Description of the task:
Keep only the lines of the listing that include the word "icon", and copy them.

Data items
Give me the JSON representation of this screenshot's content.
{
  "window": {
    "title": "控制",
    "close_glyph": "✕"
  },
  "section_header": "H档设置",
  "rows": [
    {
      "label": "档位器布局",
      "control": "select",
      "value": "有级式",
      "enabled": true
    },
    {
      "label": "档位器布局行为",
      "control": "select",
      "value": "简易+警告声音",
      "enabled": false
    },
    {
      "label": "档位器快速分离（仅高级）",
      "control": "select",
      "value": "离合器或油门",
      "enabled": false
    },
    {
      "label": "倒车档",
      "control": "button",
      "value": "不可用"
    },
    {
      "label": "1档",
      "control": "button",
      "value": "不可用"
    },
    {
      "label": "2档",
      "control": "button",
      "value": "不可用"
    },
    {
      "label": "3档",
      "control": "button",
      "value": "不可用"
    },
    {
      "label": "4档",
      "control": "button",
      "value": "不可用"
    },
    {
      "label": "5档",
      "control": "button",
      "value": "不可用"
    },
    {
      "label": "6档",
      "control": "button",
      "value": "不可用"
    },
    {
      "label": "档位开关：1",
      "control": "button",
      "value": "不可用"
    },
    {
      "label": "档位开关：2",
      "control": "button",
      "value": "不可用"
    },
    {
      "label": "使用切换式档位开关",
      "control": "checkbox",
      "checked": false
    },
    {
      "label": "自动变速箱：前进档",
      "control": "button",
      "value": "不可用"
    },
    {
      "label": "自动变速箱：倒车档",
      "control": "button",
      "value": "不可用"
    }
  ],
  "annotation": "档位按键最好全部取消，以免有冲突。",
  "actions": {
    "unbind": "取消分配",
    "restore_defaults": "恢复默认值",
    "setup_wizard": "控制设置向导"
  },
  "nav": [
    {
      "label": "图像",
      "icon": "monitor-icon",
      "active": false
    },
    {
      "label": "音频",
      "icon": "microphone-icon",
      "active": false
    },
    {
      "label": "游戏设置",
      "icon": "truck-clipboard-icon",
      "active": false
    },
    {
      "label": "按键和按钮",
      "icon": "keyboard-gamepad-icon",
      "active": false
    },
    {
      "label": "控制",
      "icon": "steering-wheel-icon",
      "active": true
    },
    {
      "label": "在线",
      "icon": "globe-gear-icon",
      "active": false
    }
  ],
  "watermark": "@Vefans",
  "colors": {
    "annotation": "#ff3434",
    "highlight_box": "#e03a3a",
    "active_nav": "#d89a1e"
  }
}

In response:
      "icon": "monitor-icon",
      "icon": "microphone-icon",
      "icon": "truck-clipboard-icon",
      "icon": "keyboard-gamepad-icon",
      "icon": "steering-wheel-icon",
      "icon": "globe-gear-icon",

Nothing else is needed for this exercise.